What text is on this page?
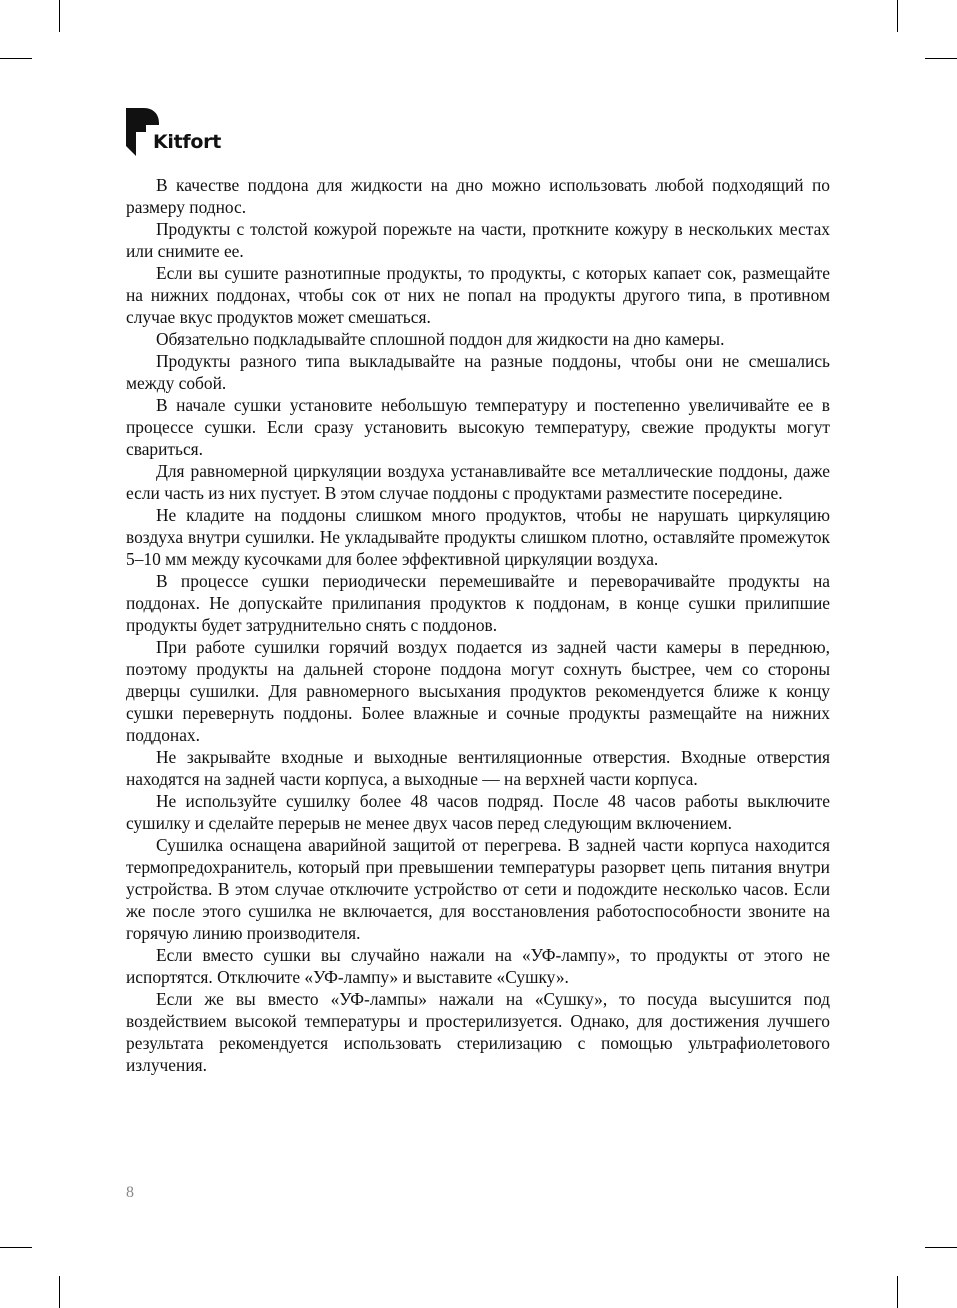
Kitfort

В качестве поддона для жидкости на дно можно использовать любой подходящий по размеру поднос.

Продукты с толстой кожурой порежьте на части, проткните кожуру в нескольких местах или снимите ее.

Если вы сушите разнотипные продукты, то продукты, с которых капает сок, размещайте на нижних поддонах, чтобы сок от них не попал на продукты другого типа, в противном случае вкус продуктов может смешаться.

Обязательно подкладывайте сплошной поддон для жидкости на дно камеры.

Продукты разного типа выкладывайте на разные поддоны, чтобы они не смешались между собой.

В начале сушки установите небольшую температуру и постепенно увеличивайте ее в процессе сушки. Если сразу установить высокую температуру, свежие продукты могут свариться.

Для равномерной циркуляции воздуха устанавливайте все металлические поддоны, даже если часть из них пустует. В этом случае поддоны с продуктами разместите посередине.

Не кладите на поддоны слишком много продуктов, чтобы не нарушать циркуляцию воздуха внутри сушилки. Не укладывайте продукты слишком плотно, оставляйте промежуток 5–10 мм между кусочками для более эффективной циркуляции воздуха.

В процессе сушки периодически перемешивайте и переворачивайте продукты на поддонах. Не допускайте прилипания продуктов к поддонам, в конце сушки прилипшие продукты будет затруднительно снять с поддонов.

При работе сушилки горячий воздух подается из задней части камеры в переднюю, поэтому продукты на дальней стороне поддона могут сохнуть быстрее, чем со стороны дверцы сушилки. Для равномерного высыхания продуктов рекомендуется ближе к концу сушки перевернуть поддоны. Более влажные и сочные продукты размещайте на нижних поддонах.

Не закрывайте входные и выходные вентиляционные отверстия. Входные отверстия находятся на задней части корпуса, а выходные — на верхней части корпуса.

Не используйте сушилку более 48 часов подряд. После 48 часов работы выключите сушилку и сделайте перерыв не менее двух часов перед следующим включением.

Сушилка оснащена аварийной защитой от перегрева. В задней части корпуса находится термопредохранитель, который при превышении температуры разорвет цепь питания внутри устройства. В этом случае отключите устройство от сети и подождите несколько часов. Если же после этого сушилка не включается, для восстановления работоспособности звоните на горячую линию производителя.

Если вместо сушки вы случайно нажали на «УФ-лампу», то продукты от этого не испортятся. Отключите «УФ-лампу» и выставите «Сушку».

Если же вы вместо «УФ-лампы» нажали на «Сушку», то посуда высушится под воздействием высокой температуры и простерилизуется. Однако, для достижения лучшего результата рекомендуется использовать стерилизацию с помощью ультрафиолетового излучения.

8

════════

Copy every line of the data word for word, omitting the images.

• EXERCISE RESULT
What text is on this page?
Kitfort

В качестве поддона для жидкости на дно можно использовать любой подходящий по размеру поднос.

Продукты с толстой кожурой порежьте на части, проткните кожуру в нескольких местах или снимите ее.

Если вы сушите разнотипные продукты, то продукты, с которых капает сок, размещайте на нижних поддонах, чтобы сок от них не попал на продукты другого типа, в противном случае вкус продуктов может смешаться.

Обязательно подкладывайте сплошной поддон для жидкости на дно камеры.

Продукты разного типа выкладывайте на разные поддоны, чтобы они не смешались между собой.

В начале сушки установите небольшую температуру и постепенно увеличивайте ее в процессе сушки. Если сразу установить высокую температуру, свежие продукты могут свариться.

Для равномерной циркуляции воздуха устанавливайте все металлические поддоны, даже если часть из них пустует. В этом случае поддоны с продуктами разместите посередине.

Не кладите на поддоны слишком много продуктов, чтобы не нарушать циркуляцию воздуха внутри сушилки. Не укладывайте продукты слишком плотно, оставляйте промежуток 5–10 мм между кусочками для более эффективной циркуляции воздуха.

В процессе сушки периодически перемешивайте и переворачивайте продукты на поддонах. Не допускайте прилипания продуктов к поддонам, в конце сушки прилипшие продукты будет затруднительно снять с поддонов.

При работе сушилки горячий воздух подается из задней части камеры в переднюю, поэтому продукты на дальней стороне поддона могут сохнуть быстрее, чем со стороны дверцы сушилки. Для равномерного высыхания продуктов рекомендуется ближе к концу сушки перевернуть поддоны. Более влажные и сочные продукты размещайте на нижних поддонах.

Не закрывайте входные и выходные вентиляционные отверстия. Входные отверстия находятся на задней части корпуса, а выходные — на верхней части корпуса.

Не используйте сушилку более 48 часов подряд. После 48 часов работы выключите сушилку и сделайте перерыв не менее двух часов перед следующим включением.

Сушилка оснащена аварийной защитой от перегрева. В задней части корпуса находится термопредохранитель, который при превышении температуры разорвет цепь питания внутри устройства. В этом случае отключите устройство от сети и подождите несколько часов. Если же после этого сушилка не включается, для восстановления работоспособности звоните на горячую линию производителя.

Если вместо сушки вы случайно нажали на «УФ-лампу», то продукты от этого не испортятся. Отключите «УФ-лампу» и выставите «Сушку».

Если же вы вместо «УФ-лампы» нажали на «Сушку», то посуда высушится под воздействием высокой температуры и простерилизуется. Однако, для достижения лучшего результата рекомендуется использовать стерилизацию с помощью ультрафиолетового излучения.

8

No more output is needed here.